__PROBLEM TO SOLVE__.
From the entries below, copy every line that holds the word "Other".

__ROWS__.
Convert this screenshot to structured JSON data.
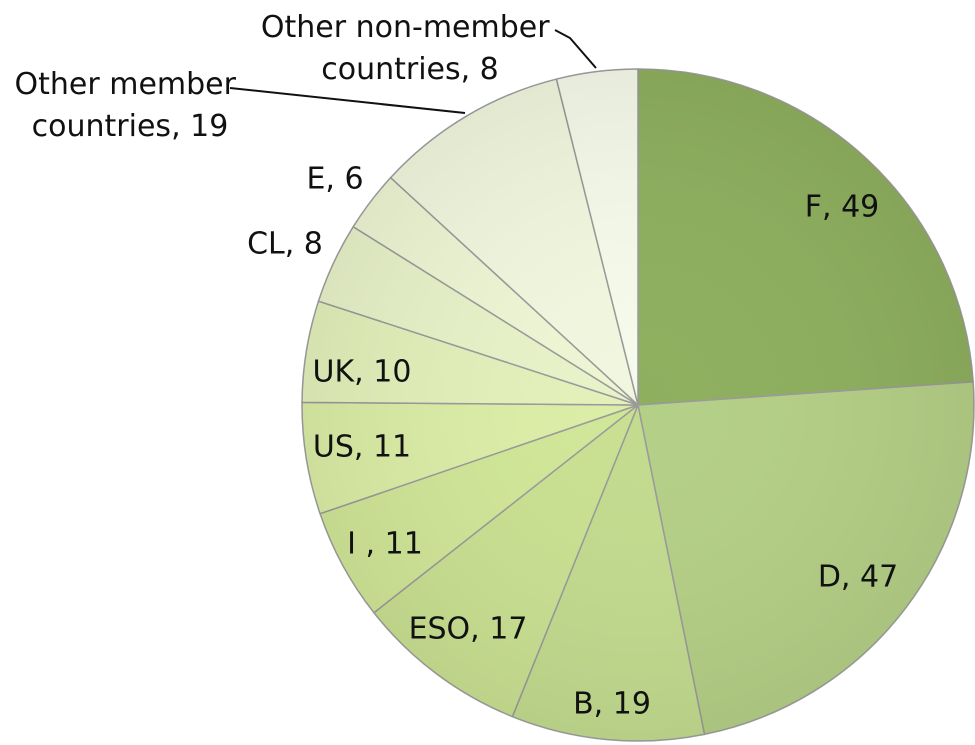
{
  "chart_data": {
    "type": "pie",
    "labels": [
      "F, 49",
      "D, 47",
      "B, 19",
      "ESO, 17",
      "I , 11",
      "US, 11",
      "UK, 10",
      "CL, 8",
      "E, 6",
      "Other member countries, 19",
      "Other non-member countries, 8"
    ],
    "values": [
      49,
      47,
      19,
      17,
      11,
      11,
      10,
      8,
      6,
      19,
      8
    ],
    "colors": [
      "#8eaf5e",
      "#b4cf86",
      "#c2db8e",
      "#c9e091",
      "#d0e697",
      "#dbeda6",
      "#e3f0ba",
      "#e8f2c8",
      "#edf5d3",
      "#f1f7de",
      "#f6faea"
    ]
  }
}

__FULL RESPONSE__.
      "Other member countries, 19",
      "Other non-member countries, 8"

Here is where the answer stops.